**Entries provided**.
━━━━━━━━━━━━━━━━

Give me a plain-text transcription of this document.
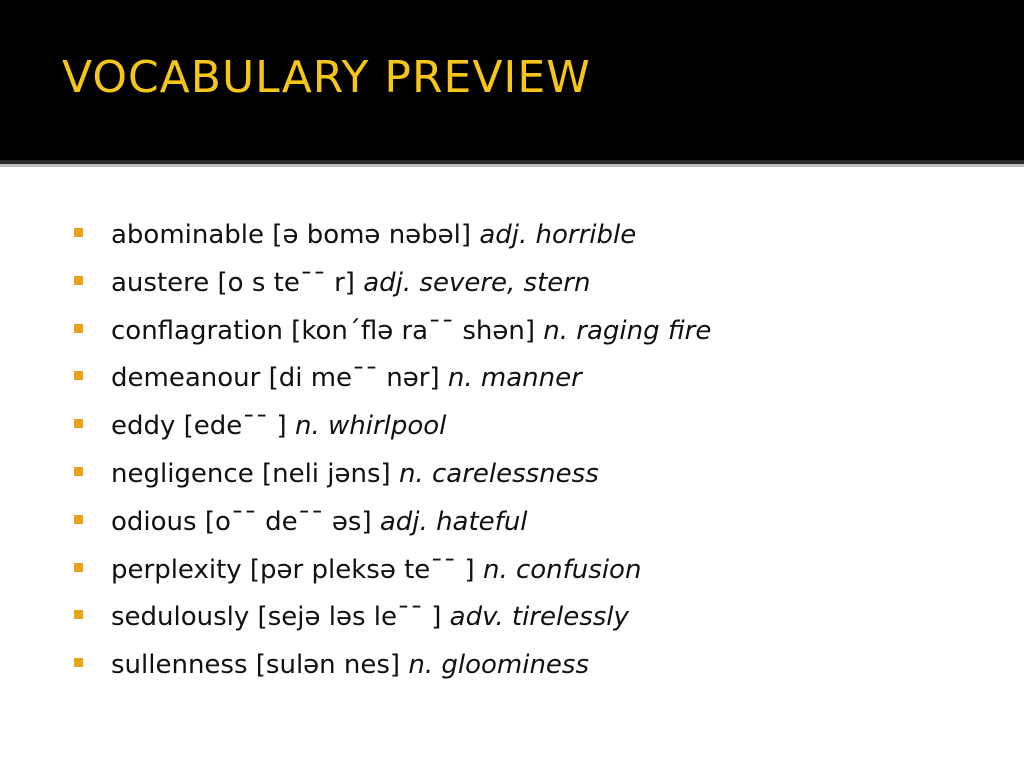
VOCABULARY PREVIEW
abominable [ə bomə nəbəl] adj. horrible
austere [o s te¯¯ r] adj. severe, stern
conflagration [kon´flə ra¯¯ shən] n. raging fire
demeanour [di me¯¯ nər] n. manner
eddy [ede¯¯ ] n. whirlpool
negligence [neli jəns] n. carelessness
odious [o¯¯ de¯¯ əs] adj. hateful
perplexity [pər pleksə te¯¯ ] n. confusion
sedulously [sejə ləs le¯¯ ] adv. tirelessly
sullenness [sulən nes] n. gloominess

━━━━━━━━━━━━━━━━

Repeat the data exactly in full, omitting its pictures.

**Worked answer**.
Give me a plain-text transcription of this document.
VOCABULARY PREVIEW
abominable [ə bomə nəbəl] adj. horrible
austere [o s te¯¯ r] adj. severe, stern
conflagration [kon´flə ra¯¯ shən] n. raging fire
demeanour [di me¯¯ nər] n. manner
eddy [ede¯¯ ] n. whirlpool
negligence [neli jəns] n. carelessness
odious [o¯¯ de¯¯ əs] adj. hateful
perplexity [pər pleksə te¯¯ ] n. confusion
sedulously [sejə ləs le¯¯ ] adv. tirelessly
sullenness [sulən nes] n. gloominess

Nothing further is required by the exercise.